*** DATA SHOWN

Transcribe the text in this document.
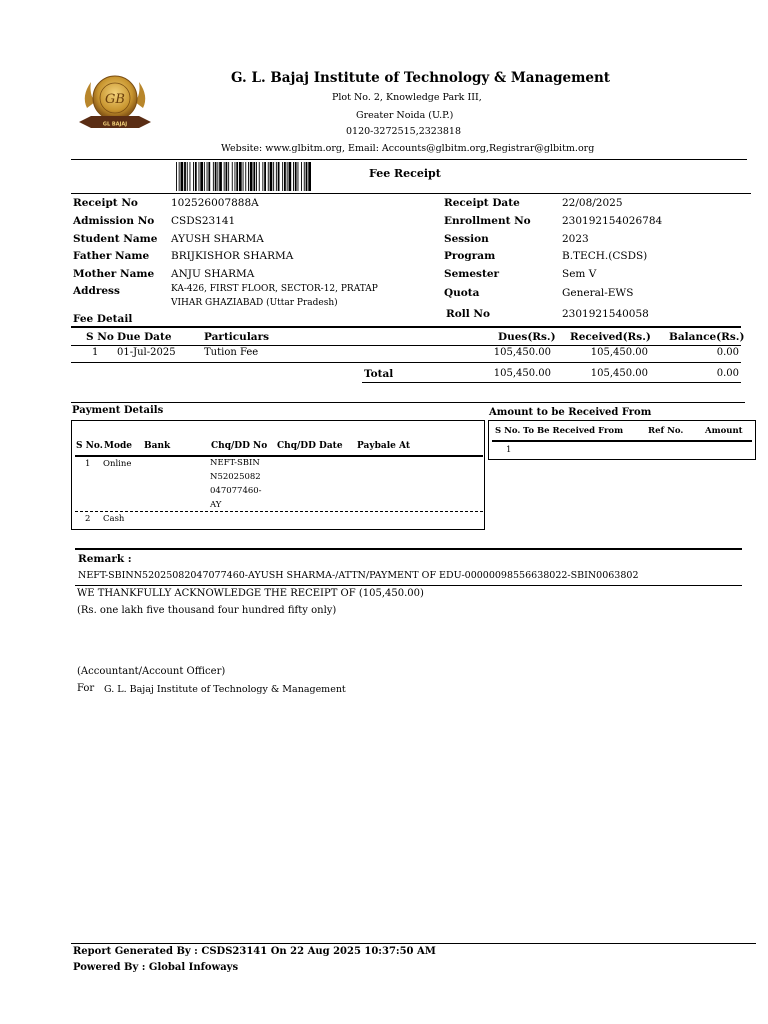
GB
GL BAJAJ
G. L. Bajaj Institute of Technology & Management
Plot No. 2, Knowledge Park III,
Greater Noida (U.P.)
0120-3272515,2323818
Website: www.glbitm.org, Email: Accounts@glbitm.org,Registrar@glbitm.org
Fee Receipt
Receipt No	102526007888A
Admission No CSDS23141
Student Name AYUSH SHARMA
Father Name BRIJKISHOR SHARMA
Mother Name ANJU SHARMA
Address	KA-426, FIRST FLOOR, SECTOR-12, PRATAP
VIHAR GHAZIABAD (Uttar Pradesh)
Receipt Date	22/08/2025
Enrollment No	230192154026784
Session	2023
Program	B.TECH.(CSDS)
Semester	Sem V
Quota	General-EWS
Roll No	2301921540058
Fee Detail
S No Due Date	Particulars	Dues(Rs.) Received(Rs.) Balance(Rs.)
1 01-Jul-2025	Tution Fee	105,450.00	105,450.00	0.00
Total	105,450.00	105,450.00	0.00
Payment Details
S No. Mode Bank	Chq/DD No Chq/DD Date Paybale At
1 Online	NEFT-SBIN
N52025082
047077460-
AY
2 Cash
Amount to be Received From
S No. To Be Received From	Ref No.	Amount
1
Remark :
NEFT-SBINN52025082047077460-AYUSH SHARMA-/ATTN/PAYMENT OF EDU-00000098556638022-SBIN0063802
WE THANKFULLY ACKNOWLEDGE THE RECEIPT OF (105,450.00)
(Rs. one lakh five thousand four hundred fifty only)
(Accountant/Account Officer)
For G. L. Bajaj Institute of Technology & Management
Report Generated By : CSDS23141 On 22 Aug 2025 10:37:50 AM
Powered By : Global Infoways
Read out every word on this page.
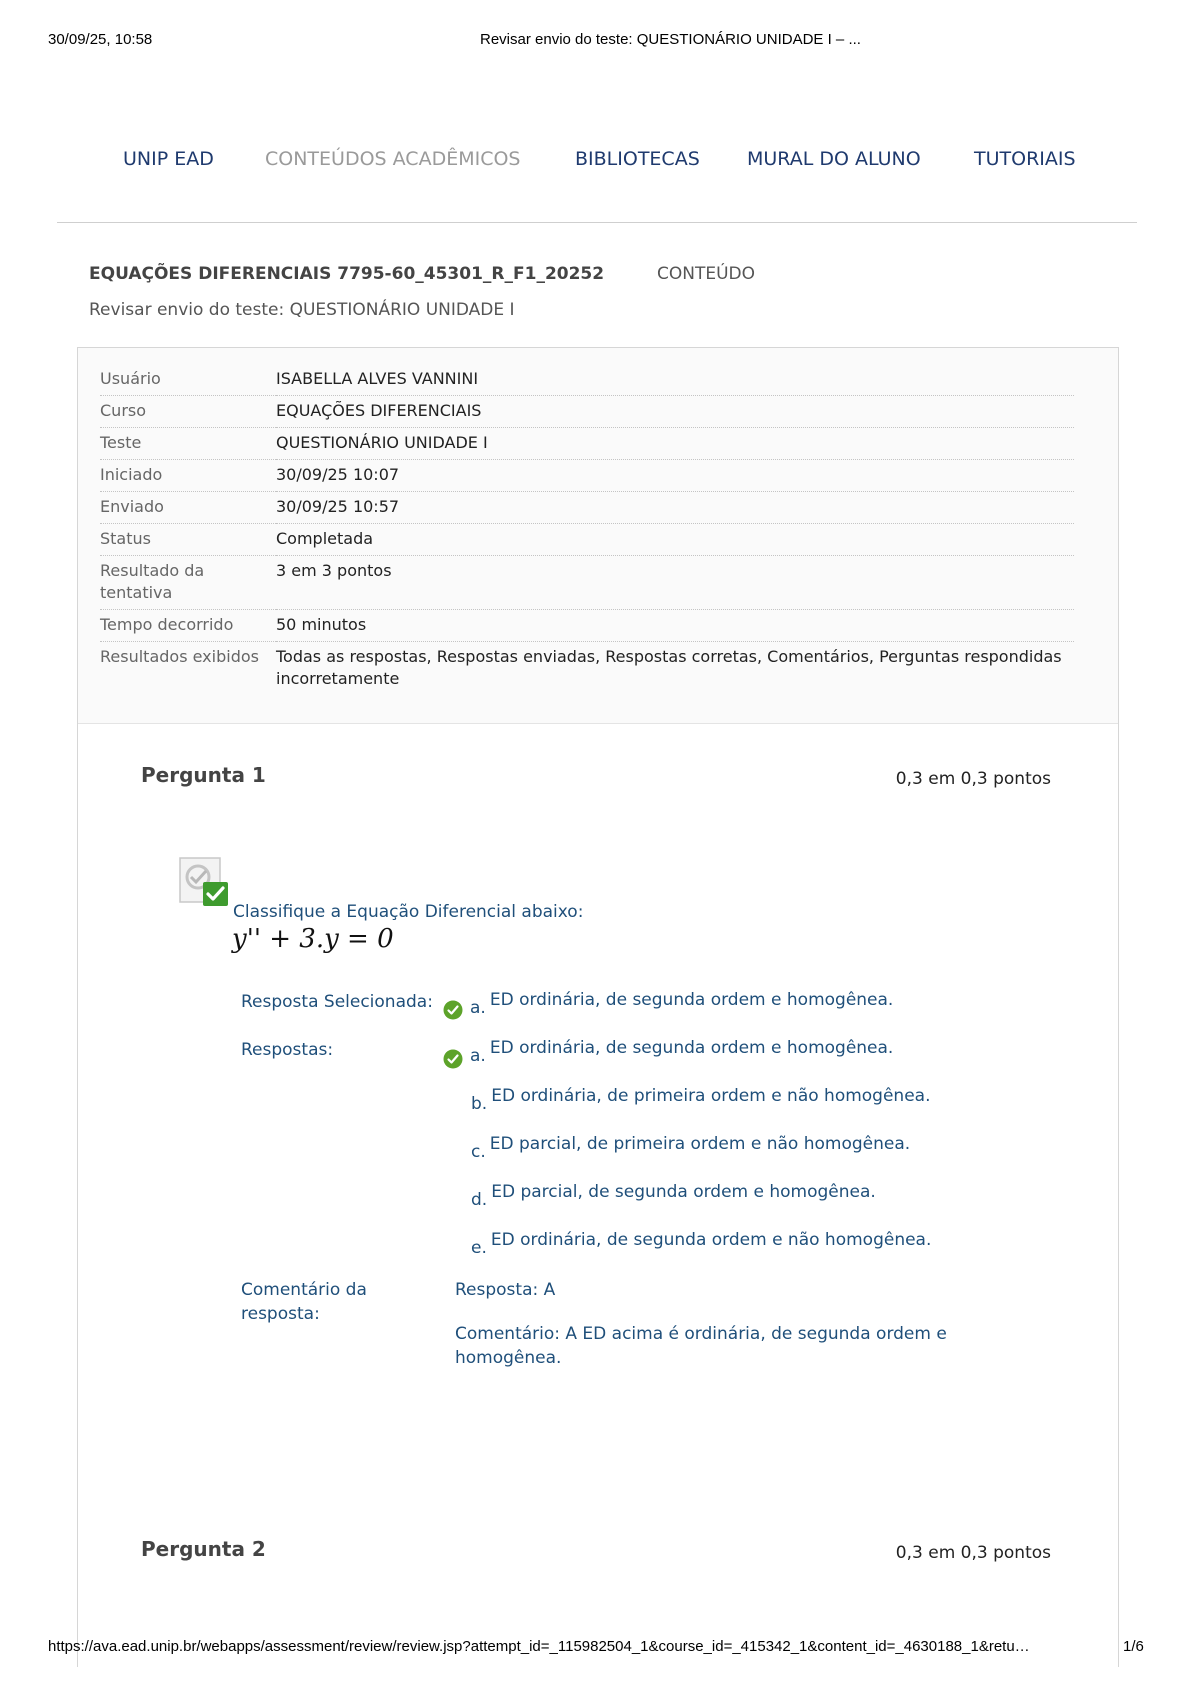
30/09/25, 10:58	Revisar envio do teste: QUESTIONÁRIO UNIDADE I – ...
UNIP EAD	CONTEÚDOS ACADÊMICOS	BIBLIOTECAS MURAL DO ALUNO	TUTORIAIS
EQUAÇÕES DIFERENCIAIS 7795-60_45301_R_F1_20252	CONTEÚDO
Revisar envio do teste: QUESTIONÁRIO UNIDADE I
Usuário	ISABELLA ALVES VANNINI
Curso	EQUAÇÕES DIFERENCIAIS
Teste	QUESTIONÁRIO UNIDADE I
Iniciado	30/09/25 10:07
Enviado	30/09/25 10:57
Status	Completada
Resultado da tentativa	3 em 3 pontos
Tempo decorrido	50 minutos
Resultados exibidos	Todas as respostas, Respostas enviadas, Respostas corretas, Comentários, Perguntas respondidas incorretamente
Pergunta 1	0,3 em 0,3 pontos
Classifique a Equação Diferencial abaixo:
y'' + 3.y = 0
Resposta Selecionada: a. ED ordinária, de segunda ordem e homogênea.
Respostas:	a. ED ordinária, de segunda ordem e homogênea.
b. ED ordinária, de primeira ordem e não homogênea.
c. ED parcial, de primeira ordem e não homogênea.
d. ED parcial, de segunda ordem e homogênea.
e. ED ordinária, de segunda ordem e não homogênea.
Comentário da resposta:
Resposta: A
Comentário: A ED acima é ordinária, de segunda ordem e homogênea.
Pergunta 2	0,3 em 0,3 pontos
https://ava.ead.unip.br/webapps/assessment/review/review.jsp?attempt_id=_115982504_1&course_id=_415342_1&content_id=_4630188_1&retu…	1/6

******
*** DATA SHOWN

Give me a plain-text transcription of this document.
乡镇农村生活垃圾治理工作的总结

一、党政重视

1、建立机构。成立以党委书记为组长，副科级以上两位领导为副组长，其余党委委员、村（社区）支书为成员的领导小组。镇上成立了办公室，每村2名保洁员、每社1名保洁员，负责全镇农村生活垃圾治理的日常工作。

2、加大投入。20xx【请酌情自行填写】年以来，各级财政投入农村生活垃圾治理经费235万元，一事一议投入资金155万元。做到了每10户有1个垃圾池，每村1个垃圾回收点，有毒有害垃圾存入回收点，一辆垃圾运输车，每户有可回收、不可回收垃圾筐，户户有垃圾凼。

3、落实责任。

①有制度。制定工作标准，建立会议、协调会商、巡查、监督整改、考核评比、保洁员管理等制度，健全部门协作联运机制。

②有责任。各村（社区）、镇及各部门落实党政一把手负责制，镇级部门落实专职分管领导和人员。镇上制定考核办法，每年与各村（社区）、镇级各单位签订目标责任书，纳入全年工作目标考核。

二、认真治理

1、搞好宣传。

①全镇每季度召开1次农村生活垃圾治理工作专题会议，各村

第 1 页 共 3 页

******

WORK REQUIRED: Select and copy each line from the data that includes the word "QUESTIONÁRIO".

COMPLETED TASK:
30/09/25, 10:58	Revisar envio do teste: QUESTIONÁRIO UNIDADE I – ...
Revisar envio do teste: QUESTIONÁRIO UNIDADE I
Teste	QUESTIONÁRIO UNIDADE I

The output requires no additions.